● **EXCERPTED RECORDS**:
^^^^^^^^^^^^^^^^
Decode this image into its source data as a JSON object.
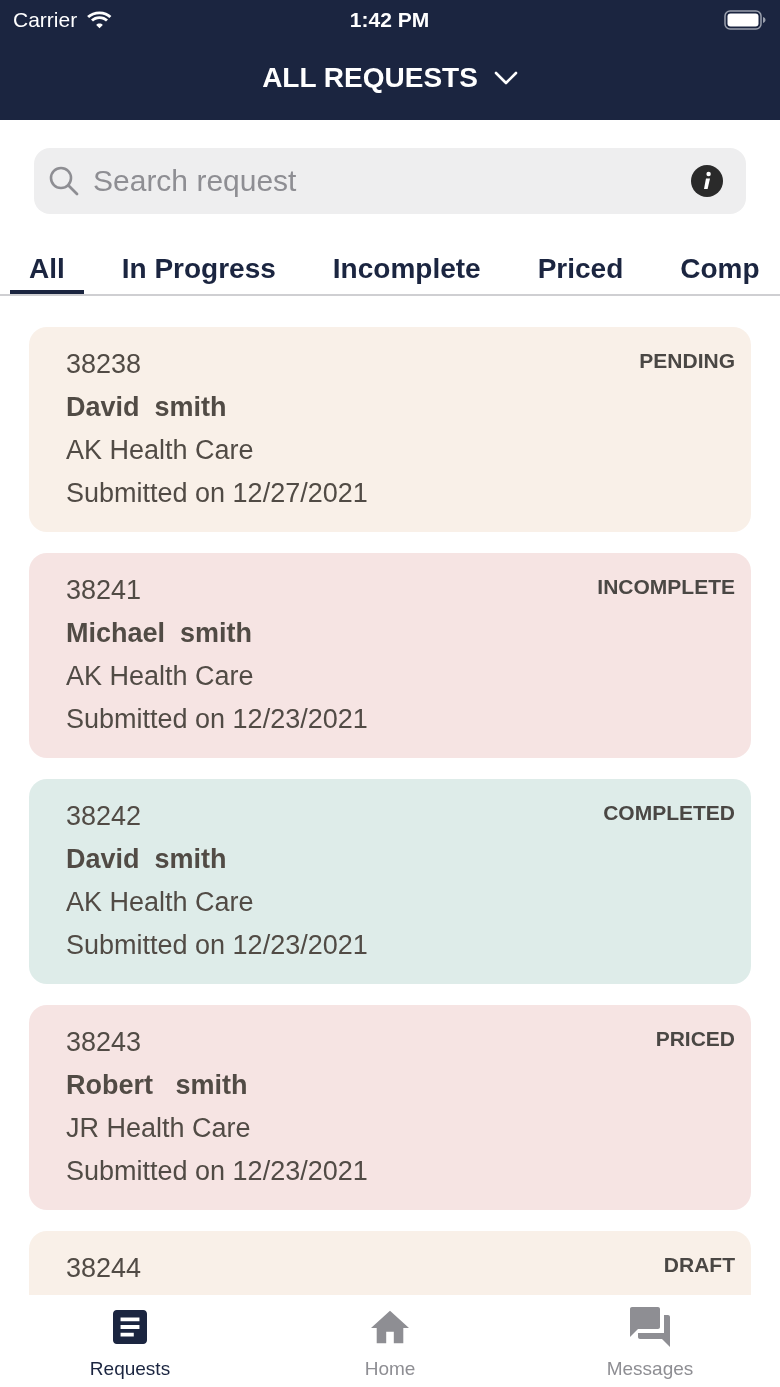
{
  "status_bar": {
    "carrier": "Carrier",
    "time": "1:42 PM"
  },
  "header": {
    "title": "ALL REQUESTS"
  },
  "search": {
    "placeholder": "Search request"
  },
  "tabs": [
    {
      "label": "All",
      "selected": true
    },
    {
      "label": "In Progress",
      "selected": false
    },
    {
      "label": "Incomplete",
      "selected": false
    },
    {
      "label": "Priced",
      "selected": false
    },
    {
      "label": "Comp",
      "selected": false
    }
  ],
  "requests": [
    {
      "number": "38238",
      "name": "David  smith",
      "organization": "AK Health Care",
      "submitted": "Submitted on 12/27/2021",
      "status": "PENDING",
      "color": "#f9f0e8"
    },
    {
      "number": "38241",
      "name": "Michael  smith",
      "organization": "AK Health Care",
      "submitted": "Submitted on 12/23/2021",
      "status": "INCOMPLETE",
      "color": "#f6e4e3"
    },
    {
      "number": "38242",
      "name": "David  smith",
      "organization": "AK Health Care",
      "submitted": "Submitted on 12/23/2021",
      "status": "COMPLETED",
      "color": "#deece9"
    },
    {
      "number": "38243",
      "name": "Robert   smith",
      "organization": "JR Health Care",
      "submitted": "Submitted on 12/23/2021",
      "status": "PRICED",
      "color": "#f6e4e3"
    },
    {
      "number": "38244",
      "status": "DRAFT",
      "color": "#f9f0e8"
    }
  ],
  "bottom_nav": [
    {
      "label": "Requests",
      "selected": true
    },
    {
      "label": "Home",
      "selected": false
    },
    {
      "label": "Messages",
      "selected": false
    }
  ]
}
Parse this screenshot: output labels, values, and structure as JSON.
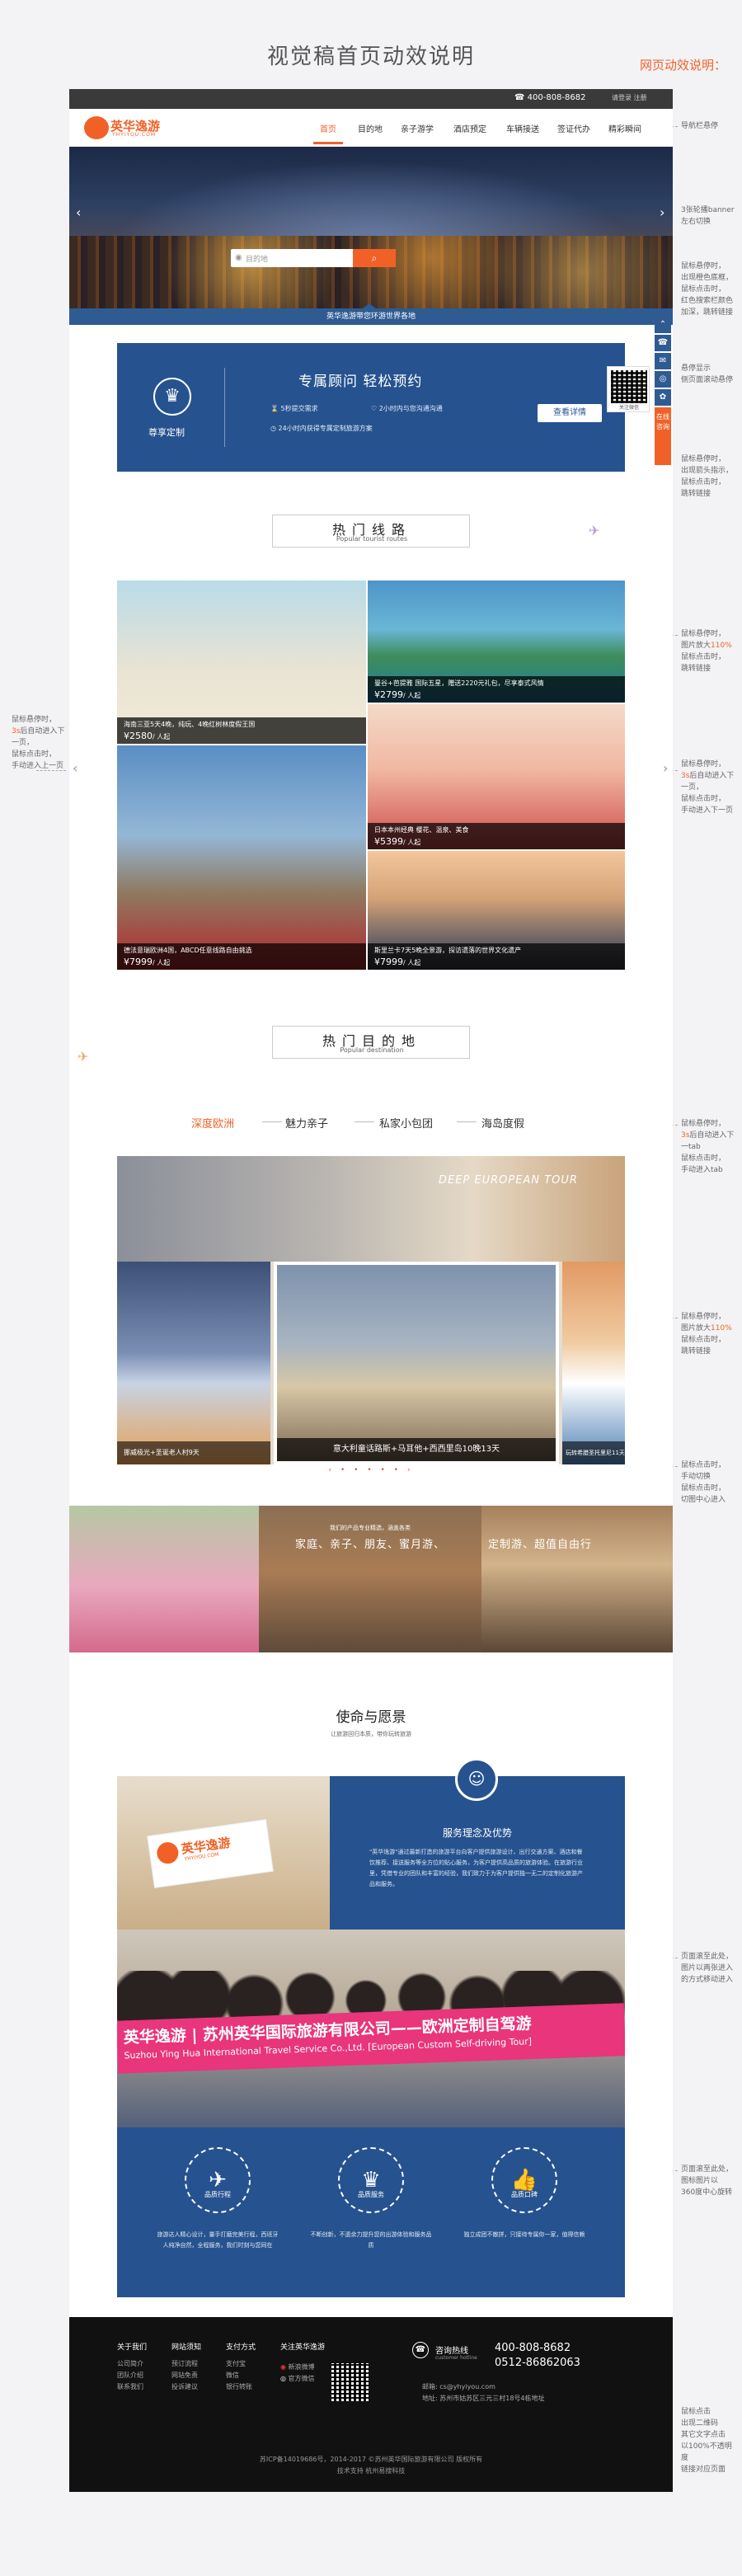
{
  "doc": {
    "title": "视觉稿首页动效说明",
    "subtitle": "网页动效说明："
  },
  "notes": {
    "nav": "导航栏悬停",
    "banner": "3张轮播banner左右切换",
    "search": [
      "鼠标悬停时，",
      "出现橙色底框，",
      "鼠标点击时，",
      "红色搜索栏颜色加深，跳转链接"
    ],
    "sidebar": [
      "悬停显示",
      "侧页面滚动悬停"
    ],
    "sidebar2": [
      "鼠标悬停时，",
      "出现箭头指示，",
      "鼠标点击时，",
      "跳转链接"
    ],
    "tiles_right": [
      "鼠标悬停时，",
      "图片放大",
      "110%",
      "鼠标点击时，",
      "跳转链接"
    ],
    "tiles_left": [
      "鼠标悬停时，",
      "3s",
      "后自动进入下一页，",
      "鼠标点击时，",
      "手动进入上一页"
    ],
    "tiles_right2": [
      "鼠标悬停时，",
      "3s",
      "后自动进入下一页，",
      "鼠标点击时，",
      "手动进入下一页"
    ],
    "dest_tabs": [
      "鼠标悬停时，",
      "3s",
      "后自动进入下一tab",
      "鼠标点击时，",
      "手动进入tab"
    ],
    "dest_hover": [
      "鼠标悬停时，",
      "图片放大",
      "110%",
      "鼠标点击时，",
      "跳转链接"
    ],
    "dest_slide": [
      "鼠标点击时，",
      "手动切换",
      "鼠标点击时，",
      "切图中心进入"
    ],
    "team": [
      "页面滚至此处，",
      "图片以两张进入",
      "的方式移动进入"
    ],
    "values": [
      "页面滚至此处，",
      "图标图片以",
      "360度中心旋转"
    ],
    "footer": [
      "鼠标点击",
      "出现二维码",
      "其它文字点击",
      "以100%不透明度",
      "链接对应页面"
    ]
  },
  "topbar": {
    "phone": "400-808-8682",
    "links": "请登录  注册"
  },
  "brand": {
    "name": "英华逸游",
    "en": "YHYIYOU.COM"
  },
  "nav": [
    "首页",
    "目的地",
    "亲子游学",
    "酒店预定",
    "车辆接送",
    "签证代办",
    "精彩瞬间"
  ],
  "banner": {
    "search_placeholder": "目的地",
    "prev": "‹",
    "next": "›",
    "strip": "英华逸游带您环游世界各地"
  },
  "consult": {
    "title": "专属顾问    轻松预约",
    "badge": "尊享定制",
    "items": [
      "5秒提交需求",
      "2小时内与您沟通沟通",
      "24小时内获得专属定制旅游方案"
    ],
    "more": "查看详情"
  },
  "sidebar": {
    "top": "⌃",
    "btns": [
      "☎",
      "✉",
      "◎",
      "✿"
    ],
    "consult": "在线咨询",
    "qr_text": "关注微信"
  },
  "routes": {
    "title": "热门线路",
    "en": "Popular tourist routes",
    "items": [
      {
        "name": "海南三亚5天4晚，纯玩、4晚红树林度假王国",
        "price": "¥2580",
        "unit": "/ 人起"
      },
      {
        "name": "曼谷+芭提雅 国际五星，赠送2220元礼包，尽享泰式风情",
        "price": "¥2799",
        "unit": "/ 人起"
      },
      {
        "name": "日本本州经典 樱花、温泉、美食",
        "price": "¥5399",
        "unit": "/ 人起"
      },
      {
        "name": "德法意瑞欧洲4国，ABCD任意线路自由挑选",
        "price": "¥7999",
        "unit": "/ 人起"
      },
      {
        "name": "斯里兰卡7天5晚全景游，探访遗落的世界文化遗产",
        "price": "¥7999",
        "unit": "/ 人起"
      }
    ],
    "prev": "‹",
    "next": "›"
  },
  "dest": {
    "title": "热门目的地",
    "en": "Popular destination",
    "tabs": [
      "深度欧洲",
      "魅力亲子",
      "私家小包团",
      "海岛度假"
    ],
    "banner_text": "DEEP EUROPEAN TOUR",
    "feature": "意大利童话路斯+马耳他+西西里岛10晚13天",
    "left_cap": "挪威极光+圣诞老人村9天",
    "right_cap": "玩转希腊圣托里尼11天",
    "dots": "‹ • • • • • ›"
  },
  "cats": {
    "title": "家庭、亲子、朋友、蜜月游、",
    "title2": "定制游、超值自由行",
    "sub": "我们的产品专业精选，涵盖各类"
  },
  "mission": {
    "title": "使命与愿景",
    "sub": "让旅游回归本质，带你玩转旅游",
    "svc_title": "服务理念及优势",
    "svc_body": "\"英华逸游\"通过最新打造的旅游平台向客户提供旅游设计、出行交通方案、酒店和餐饮推荐、接送服务等全方位的贴心服务，为客户提供高品质的旅游体验。在旅游行业里，凭借专业的团队和丰富的经验，我们致力于为客户提供独一无二的定制化旅游产品和服务。",
    "card_name": "英华逸游",
    "card_en": "YHYIYOU.COM",
    "banner1": "英华逸游 | 苏州英华国际旅游有限公司——欧洲定制自驾游",
    "banner2": "Suzhou Ying Hua International Travel Service Co.,Ltd. [European Custom Self-driving Tour]",
    "values": [
      {
        "label": "品质行程",
        "icon": "✈",
        "desc": "旅游达人精心设计，量手打磨完美行程，西班牙人纯净自然，全程服务，我们时刻与您同在"
      },
      {
        "label": "品质服务",
        "icon": "♛",
        "desc": "不断创新，不遗余力提升您的出游体验和服务品质"
      },
      {
        "label": "品质口碑",
        "icon": "👍",
        "desc": "独立成团不散拼，只接待专属你一家，值得信赖"
      }
    ]
  },
  "footer": {
    "cols": [
      {
        "h": "关于我们",
        "items": [
          "公司简介",
          "团队介绍",
          "联系我们"
        ]
      },
      {
        "h": "网站须知",
        "items": [
          "预订流程",
          "网站免责",
          "投诉建议"
        ]
      },
      {
        "h": "支付方式",
        "items": [
          "支付宝",
          "微信",
          "银行转账"
        ]
      },
      {
        "h": "关注英华逸游",
        "items": [
          "新浪微博",
          "官方微信"
        ]
      }
    ],
    "hotline_label": "咨询热线",
    "hotline_sub": "customer hotline",
    "tel1": "400-808-8682",
    "tel2": "0512-86862063",
    "email": "邮箱: cs@yhyiyou.com",
    "addr": "地址: 苏州市姑苏区三元三村18号4栋地址",
    "copy1": "苏ICP备14019686号，2014-2017 ©苏州英华国际旅游有限公司 版权所有",
    "copy2": "技术支持 杭州易搜科技"
  }
}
^^^^^^^^^^^^^^^^
● **WHAT THIS TASK INVOLVES**: Provide only the count of lines in the material above that hold the word "Popular".

● **WRITTEN RESPONSE**: 2